(begin)

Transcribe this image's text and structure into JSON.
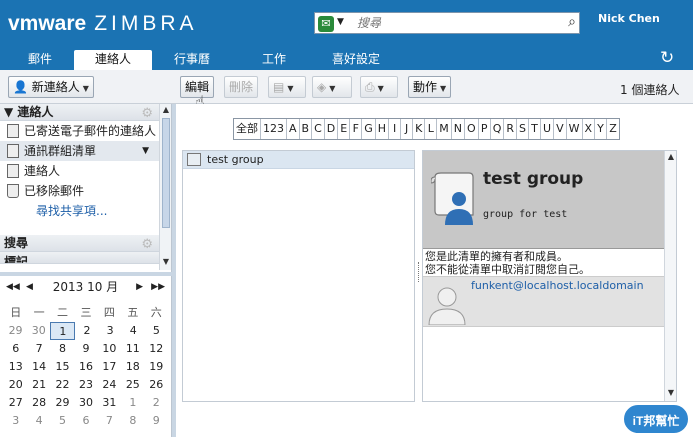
{
  "header": {
    "logo_brand": "vmware",
    "logo_product": "ZIMBRA",
    "search_placeholder": "搜尋",
    "user_name": "Nick Chen"
  },
  "tabs": [
    {
      "label": "郵件",
      "active": false
    },
    {
      "label": "連絡人",
      "active": true
    },
    {
      "label": "行事曆",
      "active": false
    },
    {
      "label": "工作",
      "active": false
    },
    {
      "label": "喜好設定",
      "active": false
    }
  ],
  "toolbar": {
    "new_contact": "新連絡人",
    "edit": "編輯",
    "delete": "刪除",
    "actions": "動作",
    "contact_count": "1 個連絡人"
  },
  "sidebar": {
    "section_contacts": "連絡人",
    "items": [
      {
        "label": "已寄送電子郵件的連絡人"
      },
      {
        "label": "通訊群組清單"
      },
      {
        "label": "連絡人"
      },
      {
        "label": "已移除郵件"
      }
    ],
    "find_shares": "尋找共享項...",
    "section_search": "搜尋",
    "section_tags": "標記"
  },
  "calendar": {
    "title": "2013 10 月",
    "weekdays": [
      "日",
      "一",
      "二",
      "三",
      "四",
      "五",
      "六"
    ],
    "weeks": [
      [
        "29",
        "30",
        "1",
        "2",
        "3",
        "4",
        "5"
      ],
      [
        "6",
        "7",
        "8",
        "9",
        "10",
        "11",
        "12"
      ],
      [
        "13",
        "14",
        "15",
        "16",
        "17",
        "18",
        "19"
      ],
      [
        "20",
        "21",
        "22",
        "23",
        "24",
        "25",
        "26"
      ],
      [
        "27",
        "28",
        "29",
        "30",
        "31",
        "1",
        "2"
      ],
      [
        "3",
        "4",
        "5",
        "6",
        "7",
        "8",
        "9"
      ]
    ],
    "today": "1"
  },
  "alphabet": [
    "全部",
    "123",
    "A",
    "B",
    "C",
    "D",
    "E",
    "F",
    "G",
    "H",
    "I",
    "J",
    "K",
    "L",
    "M",
    "N",
    "O",
    "P",
    "Q",
    "R",
    "S",
    "T",
    "U",
    "V",
    "W",
    "X",
    "Y",
    "Z"
  ],
  "list": {
    "items": [
      {
        "name": "test group"
      }
    ]
  },
  "detail": {
    "name": "test group",
    "description": "group for test",
    "note_line1": "您是此清單的擁有者和成員。",
    "note_line2": "您不能從清單中取消訂閱您自己。",
    "member_email": "funkent@localhost.localdomain"
  },
  "watermark": "iT邦幫忙"
}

(end)

WHAT TO PRODUCE:
What is the number of lines above that hold the string "label"? Answer with that number alone.

CORRECT OUTPUT:
9